* [YOUR INSTRUCTIONS]: Report only how many lines hold the word "data".

* [GIVEN ENTRIES]:
>> START

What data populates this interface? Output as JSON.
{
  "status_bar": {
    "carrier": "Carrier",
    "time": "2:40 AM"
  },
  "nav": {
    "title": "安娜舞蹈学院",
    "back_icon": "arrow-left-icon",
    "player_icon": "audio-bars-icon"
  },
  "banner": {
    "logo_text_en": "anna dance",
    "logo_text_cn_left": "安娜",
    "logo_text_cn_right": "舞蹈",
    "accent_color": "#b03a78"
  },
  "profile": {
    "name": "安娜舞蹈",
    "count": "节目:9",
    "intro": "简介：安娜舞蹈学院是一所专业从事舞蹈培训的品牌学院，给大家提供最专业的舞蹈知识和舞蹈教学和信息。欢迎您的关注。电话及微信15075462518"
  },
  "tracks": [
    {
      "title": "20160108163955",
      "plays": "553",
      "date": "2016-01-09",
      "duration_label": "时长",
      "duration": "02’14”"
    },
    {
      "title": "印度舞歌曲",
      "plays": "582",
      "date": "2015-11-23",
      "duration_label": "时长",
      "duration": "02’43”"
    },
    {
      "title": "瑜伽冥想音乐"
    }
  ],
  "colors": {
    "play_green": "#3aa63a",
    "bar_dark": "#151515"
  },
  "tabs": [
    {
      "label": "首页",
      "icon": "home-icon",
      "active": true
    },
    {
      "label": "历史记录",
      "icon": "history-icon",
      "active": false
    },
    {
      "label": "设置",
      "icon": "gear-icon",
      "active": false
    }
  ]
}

>> END
>> START

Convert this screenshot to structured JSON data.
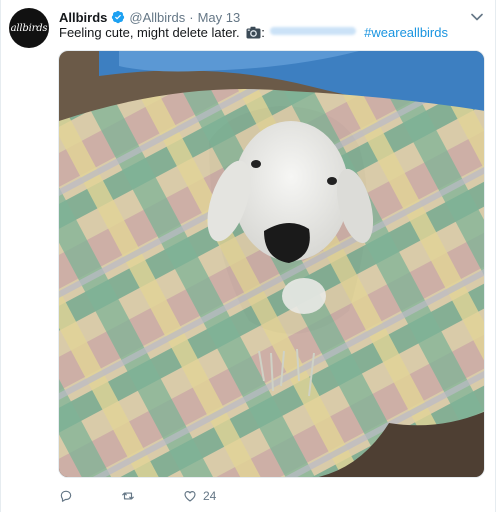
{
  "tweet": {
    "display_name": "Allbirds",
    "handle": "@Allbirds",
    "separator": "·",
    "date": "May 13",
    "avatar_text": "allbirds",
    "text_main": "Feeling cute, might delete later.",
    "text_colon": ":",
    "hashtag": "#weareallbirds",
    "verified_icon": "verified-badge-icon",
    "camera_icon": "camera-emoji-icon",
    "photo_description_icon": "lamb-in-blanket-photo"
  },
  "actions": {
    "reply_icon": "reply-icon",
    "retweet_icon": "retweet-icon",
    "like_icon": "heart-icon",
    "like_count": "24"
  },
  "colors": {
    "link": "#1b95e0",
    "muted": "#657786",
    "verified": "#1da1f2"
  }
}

>> END

* [REPLY TO THE TASK]: 2